Begin
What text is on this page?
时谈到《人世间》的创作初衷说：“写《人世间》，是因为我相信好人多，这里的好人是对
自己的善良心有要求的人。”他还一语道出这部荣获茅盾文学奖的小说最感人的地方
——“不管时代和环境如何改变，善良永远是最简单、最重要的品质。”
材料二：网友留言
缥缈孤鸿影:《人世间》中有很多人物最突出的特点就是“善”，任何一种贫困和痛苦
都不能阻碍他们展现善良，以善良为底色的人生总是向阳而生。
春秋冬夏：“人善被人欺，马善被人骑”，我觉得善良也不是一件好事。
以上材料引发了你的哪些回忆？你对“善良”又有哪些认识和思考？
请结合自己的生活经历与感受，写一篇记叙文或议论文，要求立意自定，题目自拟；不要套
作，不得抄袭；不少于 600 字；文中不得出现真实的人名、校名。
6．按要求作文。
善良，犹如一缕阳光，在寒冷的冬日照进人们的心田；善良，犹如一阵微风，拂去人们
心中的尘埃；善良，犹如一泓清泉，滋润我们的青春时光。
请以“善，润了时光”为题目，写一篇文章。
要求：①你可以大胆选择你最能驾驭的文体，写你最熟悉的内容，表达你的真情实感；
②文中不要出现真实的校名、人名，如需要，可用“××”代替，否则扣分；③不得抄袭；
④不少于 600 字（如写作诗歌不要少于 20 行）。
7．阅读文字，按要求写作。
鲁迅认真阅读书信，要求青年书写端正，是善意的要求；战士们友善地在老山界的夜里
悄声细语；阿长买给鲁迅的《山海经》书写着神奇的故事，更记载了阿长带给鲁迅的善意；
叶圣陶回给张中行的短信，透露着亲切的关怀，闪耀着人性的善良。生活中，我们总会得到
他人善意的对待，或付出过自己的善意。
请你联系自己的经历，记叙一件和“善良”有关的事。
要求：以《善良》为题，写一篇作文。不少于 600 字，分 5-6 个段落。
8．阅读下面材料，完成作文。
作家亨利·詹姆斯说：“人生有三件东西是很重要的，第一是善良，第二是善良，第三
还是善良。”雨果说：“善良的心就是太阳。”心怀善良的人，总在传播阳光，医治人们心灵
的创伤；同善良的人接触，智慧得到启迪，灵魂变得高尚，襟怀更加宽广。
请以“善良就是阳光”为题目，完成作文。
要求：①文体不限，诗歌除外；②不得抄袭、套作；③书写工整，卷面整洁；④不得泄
End
> **GIVEN TASK**:
Restate each record word for word.

> **FULL ANSWER**:
What text is on this page?
时谈到《人世间》的创作初衷说：“写《人世间》，是因为我相信好人多，这里的好人是对
自己的善良心有要求的人。”他还一语道出这部荣获茅盾文学奖的小说最感人的地方
——“不管时代和环境如何改变，善良永远是最简单、最重要的品质。”
材料二：网友留言
缥缈孤鸿影:《人世间》中有很多人物最突出的特点就是“善”，任何一种贫困和痛苦
都不能阻碍他们展现善良，以善良为底色的人生总是向阳而生。
春秋冬夏：“人善被人欺，马善被人骑”，我觉得善良也不是一件好事。
以上材料引发了你的哪些回忆？你对“善良”又有哪些认识和思考？
请结合自己的生活经历与感受，写一篇记叙文或议论文，要求立意自定，题目自拟；不要套
作，不得抄袭；不少于 600 字；文中不得出现真实的人名、校名。
6．按要求作文。
善良，犹如一缕阳光，在寒冷的冬日照进人们的心田；善良，犹如一阵微风，拂去人们
心中的尘埃；善良，犹如一泓清泉，滋润我们的青春时光。
请以“善，润了时光”为题目，写一篇文章。
要求：①你可以大胆选择你最能驾驭的文体，写你最熟悉的内容，表达你的真情实感；
②文中不要出现真实的校名、人名，如需要，可用“××”代替，否则扣分；③不得抄袭；
④不少于 600 字（如写作诗歌不要少于 20 行）。
7．阅读文字，按要求写作。
鲁迅认真阅读书信，要求青年书写端正，是善意的要求；战士们友善地在老山界的夜里
悄声细语；阿长买给鲁迅的《山海经》书写着神奇的故事，更记载了阿长带给鲁迅的善意；
叶圣陶回给张中行的短信，透露着亲切的关怀，闪耀着人性的善良。生活中，我们总会得到
他人善意的对待，或付出过自己的善意。
请你联系自己的经历，记叙一件和“善良”有关的事。
要求：以《善良》为题，写一篇作文。不少于 600 字，分 5-6 个段落。
8．阅读下面材料，完成作文。
作家亨利·詹姆斯说：“人生有三件东西是很重要的，第一是善良，第二是善良，第三
还是善良。”雨果说：“善良的心就是太阳。”心怀善良的人，总在传播阳光，医治人们心灵
的创伤；同善良的人接触，智慧得到启迪，灵魂变得高尚，襟怀更加宽广。
请以“善良就是阳光”为题目，完成作文。
要求：①文体不限，诗歌除外；②不得抄袭、套作；③书写工整，卷面整洁；④不得泄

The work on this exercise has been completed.